--- WHAT YOU ARE ASKED TO DO ---
Retype the tail of the data exactly, starting at the line containing "Convert this document image to plain text." and stopping at the last line.

--- RECORDS FOR THE TASK ---
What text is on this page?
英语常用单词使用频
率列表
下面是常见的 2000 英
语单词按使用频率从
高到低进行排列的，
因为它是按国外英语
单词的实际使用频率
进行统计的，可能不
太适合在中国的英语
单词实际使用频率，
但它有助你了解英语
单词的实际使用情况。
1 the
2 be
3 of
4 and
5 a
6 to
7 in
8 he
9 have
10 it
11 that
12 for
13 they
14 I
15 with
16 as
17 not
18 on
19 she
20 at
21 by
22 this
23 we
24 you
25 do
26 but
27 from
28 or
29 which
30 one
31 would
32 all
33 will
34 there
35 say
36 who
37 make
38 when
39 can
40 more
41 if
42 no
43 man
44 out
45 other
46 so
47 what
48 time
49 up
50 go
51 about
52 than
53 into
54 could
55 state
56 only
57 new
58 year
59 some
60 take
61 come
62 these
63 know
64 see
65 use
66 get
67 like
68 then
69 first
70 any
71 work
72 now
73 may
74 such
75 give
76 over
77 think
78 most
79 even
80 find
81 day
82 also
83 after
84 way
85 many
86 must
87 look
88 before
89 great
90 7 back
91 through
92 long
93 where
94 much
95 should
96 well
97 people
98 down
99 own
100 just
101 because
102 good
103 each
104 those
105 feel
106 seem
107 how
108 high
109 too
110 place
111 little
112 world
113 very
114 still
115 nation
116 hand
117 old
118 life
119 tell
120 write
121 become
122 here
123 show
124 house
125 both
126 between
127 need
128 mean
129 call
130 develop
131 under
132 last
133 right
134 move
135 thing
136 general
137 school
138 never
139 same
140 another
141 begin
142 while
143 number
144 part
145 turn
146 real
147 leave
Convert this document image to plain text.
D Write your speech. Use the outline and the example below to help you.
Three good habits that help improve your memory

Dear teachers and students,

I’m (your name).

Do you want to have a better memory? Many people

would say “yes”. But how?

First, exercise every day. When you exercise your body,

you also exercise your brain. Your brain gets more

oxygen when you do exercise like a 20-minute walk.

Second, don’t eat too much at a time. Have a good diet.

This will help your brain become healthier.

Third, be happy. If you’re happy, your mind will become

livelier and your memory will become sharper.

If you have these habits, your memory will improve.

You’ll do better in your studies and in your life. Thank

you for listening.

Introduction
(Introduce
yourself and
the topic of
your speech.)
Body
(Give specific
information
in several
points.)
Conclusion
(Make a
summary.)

--- EXERCISE OUTPUT ---
Convert this document image to plain text.
D Write your speech. Use the outline and the example below to help you.
Three good habits that help improve your memory

Dear teachers and students,

I’m (your name).

Do you want to have a better memory? Many people

would say “yes”. But how?

First, exercise every day. When you exercise your body,

you also exercise your brain. Your brain gets more

oxygen when you do exercise like a 20-minute walk.

Second, don’t eat too much at a time. Have a good diet.

This will help your brain become healthier.

Third, be happy. If you’re happy, your mind will become

livelier and your memory will become sharper.

If you have these habits, your memory will improve.

You’ll do better in your studies and in your life. Thank

you for listening.

Introduction
(Introduce
yourself and
the topic of
your speech.)
Body
(Give specific
information
in several
points.)
Conclusion
(Make a
summary.)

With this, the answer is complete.